■ Exercise instructions
Count every line of the listing where the string "Allegro" occurs, and reply with the count alone.

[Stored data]

════════════════

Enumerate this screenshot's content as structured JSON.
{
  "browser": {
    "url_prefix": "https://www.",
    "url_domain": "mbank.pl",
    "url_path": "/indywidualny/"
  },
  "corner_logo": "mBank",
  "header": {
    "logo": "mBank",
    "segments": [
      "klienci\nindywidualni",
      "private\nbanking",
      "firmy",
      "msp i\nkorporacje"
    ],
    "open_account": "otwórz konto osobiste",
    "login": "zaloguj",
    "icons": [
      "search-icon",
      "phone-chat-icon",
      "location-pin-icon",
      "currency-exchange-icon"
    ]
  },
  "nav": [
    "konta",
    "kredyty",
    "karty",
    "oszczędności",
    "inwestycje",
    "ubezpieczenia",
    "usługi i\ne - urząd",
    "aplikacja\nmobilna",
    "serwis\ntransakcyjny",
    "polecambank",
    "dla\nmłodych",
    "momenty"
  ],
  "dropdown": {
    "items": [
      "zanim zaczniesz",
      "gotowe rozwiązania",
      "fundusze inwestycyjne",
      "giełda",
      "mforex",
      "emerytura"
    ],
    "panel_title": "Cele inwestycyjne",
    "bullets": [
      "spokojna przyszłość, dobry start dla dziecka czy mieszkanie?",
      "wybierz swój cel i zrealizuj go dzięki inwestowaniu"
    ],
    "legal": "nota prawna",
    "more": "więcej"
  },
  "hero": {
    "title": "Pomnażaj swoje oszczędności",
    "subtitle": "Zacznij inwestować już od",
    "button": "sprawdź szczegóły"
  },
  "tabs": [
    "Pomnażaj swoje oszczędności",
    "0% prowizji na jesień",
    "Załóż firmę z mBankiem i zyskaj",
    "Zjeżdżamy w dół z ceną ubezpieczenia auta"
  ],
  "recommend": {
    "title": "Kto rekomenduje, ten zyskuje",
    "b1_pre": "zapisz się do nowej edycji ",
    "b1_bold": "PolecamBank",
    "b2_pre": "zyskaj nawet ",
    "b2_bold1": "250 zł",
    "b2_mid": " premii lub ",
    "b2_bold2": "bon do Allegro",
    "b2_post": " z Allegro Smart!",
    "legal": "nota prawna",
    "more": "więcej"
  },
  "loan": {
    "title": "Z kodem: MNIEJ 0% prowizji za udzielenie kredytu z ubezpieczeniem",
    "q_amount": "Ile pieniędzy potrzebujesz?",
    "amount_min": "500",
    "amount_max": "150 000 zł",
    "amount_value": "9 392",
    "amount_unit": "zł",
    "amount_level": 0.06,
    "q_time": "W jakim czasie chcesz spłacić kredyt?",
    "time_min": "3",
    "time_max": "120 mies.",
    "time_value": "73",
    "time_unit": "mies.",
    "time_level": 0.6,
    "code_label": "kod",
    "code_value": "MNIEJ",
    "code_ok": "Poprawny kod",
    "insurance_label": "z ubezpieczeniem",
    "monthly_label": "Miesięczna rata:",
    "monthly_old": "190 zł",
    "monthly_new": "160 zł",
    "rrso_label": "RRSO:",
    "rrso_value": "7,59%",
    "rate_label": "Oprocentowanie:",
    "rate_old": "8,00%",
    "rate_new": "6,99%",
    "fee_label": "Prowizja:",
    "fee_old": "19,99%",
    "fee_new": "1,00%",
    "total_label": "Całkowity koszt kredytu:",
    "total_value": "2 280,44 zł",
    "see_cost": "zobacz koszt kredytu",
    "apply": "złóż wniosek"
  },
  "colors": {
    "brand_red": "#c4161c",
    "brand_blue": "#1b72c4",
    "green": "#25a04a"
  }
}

════════════════

■ Answer for the task
2